## Begin Given records
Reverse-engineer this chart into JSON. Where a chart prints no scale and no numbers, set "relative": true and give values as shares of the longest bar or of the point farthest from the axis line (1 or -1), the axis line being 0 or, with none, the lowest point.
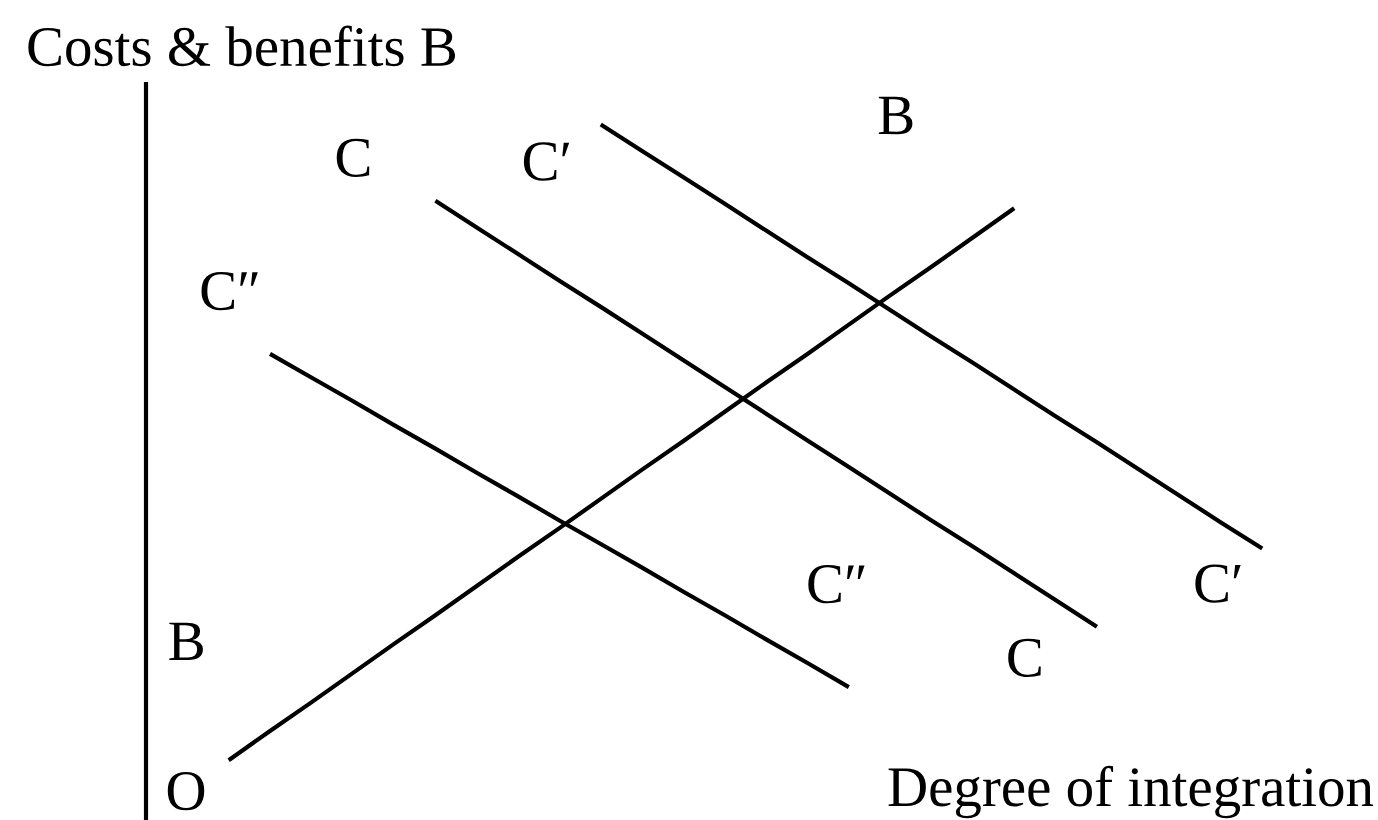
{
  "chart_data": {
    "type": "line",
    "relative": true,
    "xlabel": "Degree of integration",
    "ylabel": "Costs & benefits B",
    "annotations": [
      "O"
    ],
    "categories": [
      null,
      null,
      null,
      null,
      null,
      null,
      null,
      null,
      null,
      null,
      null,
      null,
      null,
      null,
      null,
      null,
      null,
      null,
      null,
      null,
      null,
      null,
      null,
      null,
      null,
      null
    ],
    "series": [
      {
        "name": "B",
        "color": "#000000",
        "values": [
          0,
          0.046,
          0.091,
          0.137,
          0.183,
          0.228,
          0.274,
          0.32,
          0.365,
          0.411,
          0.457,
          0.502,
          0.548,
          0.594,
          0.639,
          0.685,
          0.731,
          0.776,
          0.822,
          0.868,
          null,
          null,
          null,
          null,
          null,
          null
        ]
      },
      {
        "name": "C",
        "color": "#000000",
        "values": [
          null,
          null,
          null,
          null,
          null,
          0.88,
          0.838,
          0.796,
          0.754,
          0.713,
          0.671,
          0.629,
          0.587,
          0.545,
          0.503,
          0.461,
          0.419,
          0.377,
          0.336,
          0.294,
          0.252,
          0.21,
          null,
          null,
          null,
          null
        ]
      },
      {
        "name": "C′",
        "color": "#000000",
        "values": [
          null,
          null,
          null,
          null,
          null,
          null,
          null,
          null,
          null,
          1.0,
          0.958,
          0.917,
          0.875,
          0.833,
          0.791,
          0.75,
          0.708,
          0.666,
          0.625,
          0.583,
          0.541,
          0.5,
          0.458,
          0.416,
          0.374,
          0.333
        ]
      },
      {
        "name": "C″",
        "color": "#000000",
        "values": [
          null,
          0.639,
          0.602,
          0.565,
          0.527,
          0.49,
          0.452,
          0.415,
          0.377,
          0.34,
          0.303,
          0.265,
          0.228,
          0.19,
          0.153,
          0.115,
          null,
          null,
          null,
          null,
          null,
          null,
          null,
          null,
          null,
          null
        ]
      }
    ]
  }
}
## End Given records
▶ [Stated problem] Collect the lines of the records that include the string "relative".

▶ [Final result]
Reverse-engineer this chart into JSON. Where a chart prints no scale and no numbers, set "relative": true and give values as shares of the longest bar or of the point farthest from the axis line (1 or -1), the axis line being 0 or, with none, the lowest point.
    "relative": true,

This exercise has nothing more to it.